SOURCE MATERIAL:
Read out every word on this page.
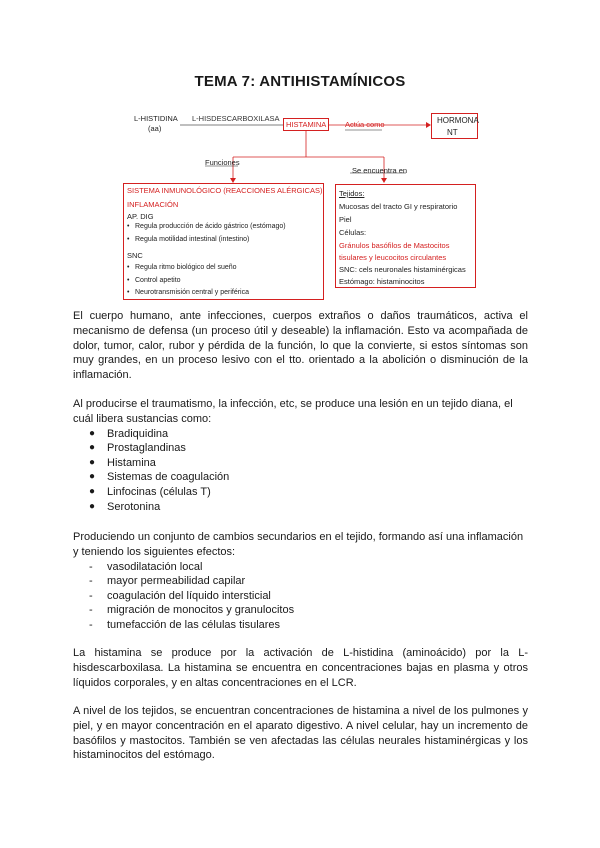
TEMA 7: ANTIHISTAMÍNICOS
L-HISTIDINA
(aa)
L-HISDESCARBOXILASA
HISTAMINA Actúa como	HORMONA
NT
Funciones
Se encuentra en
SISTEMA INMUNOLÓGICO (REACCIONES ALÉRGICAS)
INFLAMACIÓN
AP. DIG
• Regula producción de ácido gástrico (estómago)
• Regula motilidad intestinal (intestino)
SNC
• Regula ritmo biológico del sueño
• Control apetito
• Neurotransmisión central y periférica
Tejidos:
Mucosas del tracto GI y respiratorio
Piel
Células:
Gránulos basófilos de Mastocitos
tisulares y leucocitos circulantes
SNC: cels neuronales histaminérgicas
Estómago: histaminocitos

El cuerpo humano, ante infecciones, cuerpos extraños o daños traumáticos, activa el mecanismo de defensa (un proceso útil y deseable) la inflamación. Esto va acompañada de dolor, tumor, calor, rubor y pérdida de la función, lo que la convierte, si estos síntomas son muy grandes, en un proceso lesivo con el tto. orientado a la abolición o disminución de la inflamación.

Al producirse el traumatismo, la infección, etc, se produce una lesión en un tejido diana, el cuál libera sustancias como:

● Bradiquidina
● Prostaglandinas
● Histamina
● Sistemas de coagulación
● Linfocinas (células T)
● Serotonina

Produciendo un conjunto de cambios secundarios en el tejido, formando así una inflamación y teniendo los siguientes efectos:

- vasodilatación local
- mayor permeabilidad capilar
- coagulación del líquido intersticial
- migración de monocitos y granulocitos
- tumefacción de las células tisulares

La histamina se produce por la activación de L-histidina (aminoácido) por la L-hisdescarboxilasa. La histamina se encuentra en concentraciones bajas en plasma y otros líquidos corporales, y en altas concentraciones en el LCR.

A nivel de los tejidos, se encuentran concentraciones de histamina a nivel de los pulmones y piel, y en mayor concentración en el aparato digestivo. A nivel celular, hay un incremento de basófilos y mastocitos. También se ven afectadas las células neurales histaminérgicas y los histaminocitos del estómago.
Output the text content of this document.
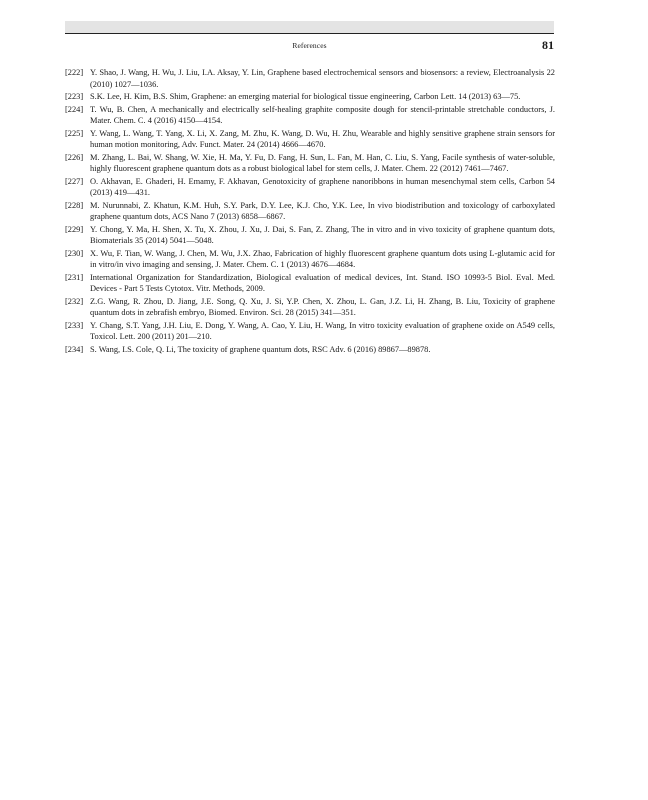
References	81
[222] Y. Shao, J. Wang, H. Wu, J. Liu, I.A. Aksay, Y. Lin, Graphene based electrochemical sensors and biosensors: a review, Electroanalysis 22 (2010) 1027—1036.
[223] S.K. Lee, H. Kim, B.S. Shim, Graphene: an emerging material for biological tissue engineering, Carbon Lett. 14 (2013) 63—75.
[224] T. Wu, B. Chen, A mechanically and electrically self-healing graphite composite dough for stencil-printable stretchable conductors, J. Mater. Chem. C. 4 (2016) 4150—4154.
[225] Y. Wang, L. Wang, T. Yang, X. Li, X. Zang, M. Zhu, K. Wang, D. Wu, H. Zhu, Wearable and highly sensitive graphene strain sensors for human motion monitoring, Adv. Funct. Mater. 24 (2014) 4666—4670.
[226] M. Zhang, L. Bai, W. Shang, W. Xie, H. Ma, Y. Fu, D. Fang, H. Sun, L. Fan, M. Han, C. Liu, S. Yang, Facile synthesis of water-soluble, highly fluorescent graphene quantum dots as a robust biological label for stem cells, J. Mater. Chem. 22 (2012) 7461—7467.
[227] O. Akhavan, E. Ghaderi, H. Emamy, F. Akhavan, Genotoxicity of graphene nanoribbons in human mesenchymal stem cells, Carbon 54 (2013) 419—431.
[228] M. Nurunnabi, Z. Khatun, K.M. Huh, S.Y. Park, D.Y. Lee, K.J. Cho, Y.K. Lee, In vivo biodistribution and toxicology of carboxylated graphene quantum dots, ACS Nano 7 (2013) 6858—6867.
[229] Y. Chong, Y. Ma, H. Shen, X. Tu, X. Zhou, J. Xu, J. Dai, S. Fan, Z. Zhang, The in vitro and in vivo toxicity of graphene quantum dots, Biomaterials 35 (2014) 5041—5048.
[230] X. Wu, F. Tian, W. Wang, J. Chen, M. Wu, J.X. Zhao, Fabrication of highly fluorescent graphene quantum dots using L-glutamic acid for in vitro/in vivo imaging and sensing, J. Mater. Chem. C. 1 (2013) 4676—4684.
[231] International Organization for Standardization, Biological evaluation of medical devices, Int. Stand. ISO 10993-5 Biol. Eval. Med. Devices - Part 5 Tests Cytotox. Vitr. Methods, 2009.
[232] Z.G. Wang, R. Zhou, D. Jiang, J.E. Song, Q. Xu, J. Si, Y.P. Chen, X. Zhou, L. Gan, J.Z. Li, H. Zhang, B. Liu, Toxicity of graphene quantum dots in zebrafish embryo, Biomed. Environ. Sci. 28 (2015) 341—351.
[233] Y. Chang, S.T. Yang, J.H. Liu, E. Dong, Y. Wang, A. Cao, Y. Liu, H. Wang, In vitro toxicity evaluation of graphene oxide on A549 cells, Toxicol. Lett. 200 (2011) 201—210.
[234] S. Wang, I.S. Cole, Q. Li, The toxicity of graphene quantum dots, RSC Adv. 6 (2016) 89867—89878.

YOUR GOAL: Your copy should match the entries exactly, minus the pictures.

EXERCISE ANSWER:
Read out every word on this page.
TEMA 7: ANTIHISTAMÍNICOS
L-HISTIDINA
(aa)
L-HISDESCARBOXILASA
HISTAMINA Actúa como	HORMONA
NT
Funciones
Se encuentra en
SISTEMA INMUNOLÓGICO (REACCIONES ALÉRGICAS)
INFLAMACIÓN
AP. DIG
• Regula producción de ácido gástrico (estómago)
• Regula motilidad intestinal (intestino)
SNC
• Regula ritmo biológico del sueño
• Control apetito
• Neurotransmisión central y periférica
Tejidos:
Mucosas del tracto GI y respiratorio
Piel
Células:
Gránulos basófilos de Mastocitos
tisulares y leucocitos circulantes
SNC: cels neuronales histaminérgicas
Estómago: histaminocitos

El cuerpo humano, ante infecciones, cuerpos extraños o daños traumáticos, activa el mecanismo de defensa (un proceso útil y deseable) la inflamación. Esto va acompañada de dolor, tumor, calor, rubor y pérdida de la función, lo que la convierte, si estos síntomas son muy grandes, en un proceso lesivo con el tto. orientado a la abolición o disminución de la inflamación.

Al producirse el traumatismo, la infección, etc, se produce una lesión en un tejido diana, el cuál libera sustancias como:

● Bradiquidina
● Prostaglandinas
● Histamina
● Sistemas de coagulación
● Linfocinas (células T)
● Serotonina

Produciendo un conjunto de cambios secundarios en el tejido, formando así una inflamación y teniendo los siguientes efectos:

- vasodilatación local
- mayor permeabilidad capilar
- coagulación del líquido intersticial
- migración de monocitos y granulocitos
- tumefacción de las células tisulares

La histamina se produce por la activación de L-histidina (aminoácido) por la L-hisdescarboxilasa. La histamina se encuentra en concentraciones bajas en plasma y otros líquidos corporales, y en altas concentraciones en el LCR.

A nivel de los tejidos, se encuentran concentraciones de histamina a nivel de los pulmones y piel, y en mayor concentración en el aparato digestivo. A nivel celular, hay un incremento de basófilos y mastocitos. También se ven afectadas las células neurales histaminérgicas y los histaminocitos del estómago.
Output the text content of this document.
References	81
[222] Y. Shao, J. Wang, H. Wu, J. Liu, I.A. Aksay, Y. Lin, Graphene based electrochemical sensors and biosensors: a review, Electroanalysis 22 (2010) 1027—1036.
[223] S.K. Lee, H. Kim, B.S. Shim, Graphene: an emerging material for biological tissue engineering, Carbon Lett. 14 (2013) 63—75.
[224] T. Wu, B. Chen, A mechanically and electrically self-healing graphite composite dough for stencil-printable stretchable conductors, J. Mater. Chem. C. 4 (2016) 4150—4154.
[225] Y. Wang, L. Wang, T. Yang, X. Li, X. Zang, M. Zhu, K. Wang, D. Wu, H. Zhu, Wearable and highly sensitive graphene strain sensors for human motion monitoring, Adv. Funct. Mater. 24 (2014) 4666—4670.
[226] M. Zhang, L. Bai, W. Shang, W. Xie, H. Ma, Y. Fu, D. Fang, H. Sun, L. Fan, M. Han, C. Liu, S. Yang, Facile synthesis of water-soluble, highly fluorescent graphene quantum dots as a robust biological label for stem cells, J. Mater. Chem. 22 (2012) 7461—7467.
[227] O. Akhavan, E. Ghaderi, H. Emamy, F. Akhavan, Genotoxicity of graphene nanoribbons in human mesenchymal stem cells, Carbon 54 (2013) 419—431.
[228] M. Nurunnabi, Z. Khatun, K.M. Huh, S.Y. Park, D.Y. Lee, K.J. Cho, Y.K. Lee, In vivo biodistribution and toxicology of carboxylated graphene quantum dots, ACS Nano 7 (2013) 6858—6867.
[229] Y. Chong, Y. Ma, H. Shen, X. Tu, X. Zhou, J. Xu, J. Dai, S. Fan, Z. Zhang, The in vitro and in vivo toxicity of graphene quantum dots, Biomaterials 35 (2014) 5041—5048.
[230] X. Wu, F. Tian, W. Wang, J. Chen, M. Wu, J.X. Zhao, Fabrication of highly fluorescent graphene quantum dots using L-glutamic acid for in vitro/in vivo imaging and sensing, J. Mater. Chem. C. 1 (2013) 4676—4684.
[231] International Organization for Standardization, Biological evaluation of medical devices, Int. Stand. ISO 10993-5 Biol. Eval. Med. Devices - Part 5 Tests Cytotox. Vitr. Methods, 2009.
[232] Z.G. Wang, R. Zhou, D. Jiang, J.E. Song, Q. Xu, J. Si, Y.P. Chen, X. Zhou, L. Gan, J.Z. Li, H. Zhang, B. Liu, Toxicity of graphene quantum dots in zebrafish embryo, Biomed. Environ. Sci. 28 (2015) 341—351.
[233] Y. Chang, S.T. Yang, J.H. Liu, E. Dong, Y. Wang, A. Cao, Y. Liu, H. Wang, In vitro toxicity evaluation of graphene oxide on A549 cells, Toxicol. Lett. 200 (2011) 201—210.
[234] S. Wang, I.S. Cole, Q. Li, The toxicity of graphene quantum dots, RSC Adv. 6 (2016) 89867—89878.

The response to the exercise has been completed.